## Given exercise
From the records below, give the number of lines that contain the string "oder", without any other text.

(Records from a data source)
━━━━━━━━━━━━━━━━━━━━━━━━━━━━━━

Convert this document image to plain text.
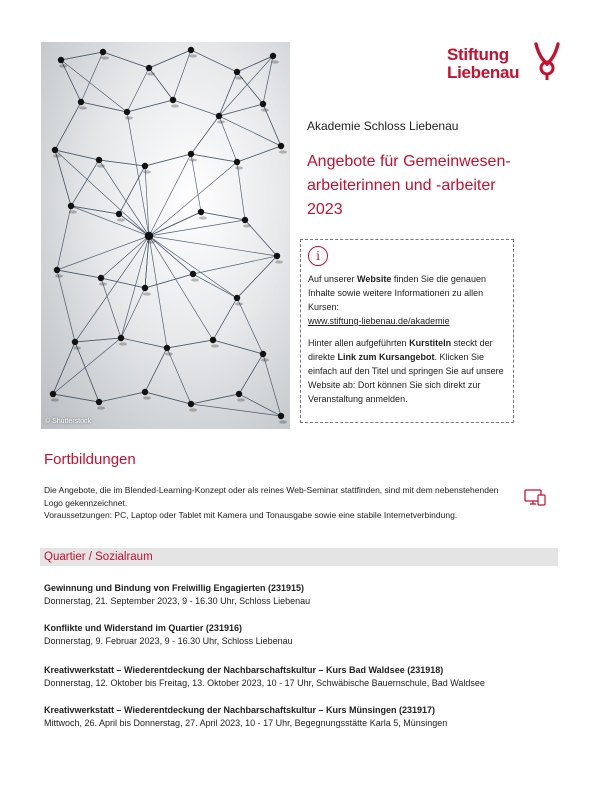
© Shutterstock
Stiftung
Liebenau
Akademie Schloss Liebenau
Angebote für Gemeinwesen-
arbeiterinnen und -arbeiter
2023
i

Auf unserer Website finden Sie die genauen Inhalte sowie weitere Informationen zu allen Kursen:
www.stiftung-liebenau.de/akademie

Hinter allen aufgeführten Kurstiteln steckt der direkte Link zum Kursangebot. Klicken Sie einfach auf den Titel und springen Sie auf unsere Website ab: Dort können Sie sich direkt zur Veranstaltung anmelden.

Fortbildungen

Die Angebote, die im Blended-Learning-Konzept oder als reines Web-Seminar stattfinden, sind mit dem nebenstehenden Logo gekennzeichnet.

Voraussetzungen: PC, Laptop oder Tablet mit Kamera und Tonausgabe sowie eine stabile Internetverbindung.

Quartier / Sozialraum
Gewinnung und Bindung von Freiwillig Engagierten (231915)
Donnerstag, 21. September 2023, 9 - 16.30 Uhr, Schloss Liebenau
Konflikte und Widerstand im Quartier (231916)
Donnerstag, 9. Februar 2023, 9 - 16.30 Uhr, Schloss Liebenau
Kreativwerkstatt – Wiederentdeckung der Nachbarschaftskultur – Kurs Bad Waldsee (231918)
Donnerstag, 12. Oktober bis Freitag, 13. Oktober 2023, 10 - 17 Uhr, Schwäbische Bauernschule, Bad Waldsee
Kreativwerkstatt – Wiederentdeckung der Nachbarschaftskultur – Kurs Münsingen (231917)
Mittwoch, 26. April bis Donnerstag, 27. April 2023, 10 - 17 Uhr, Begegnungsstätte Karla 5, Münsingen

━━━━━━━━━━━━━━━━━━━━━━━━━━━━━━

## Task output
2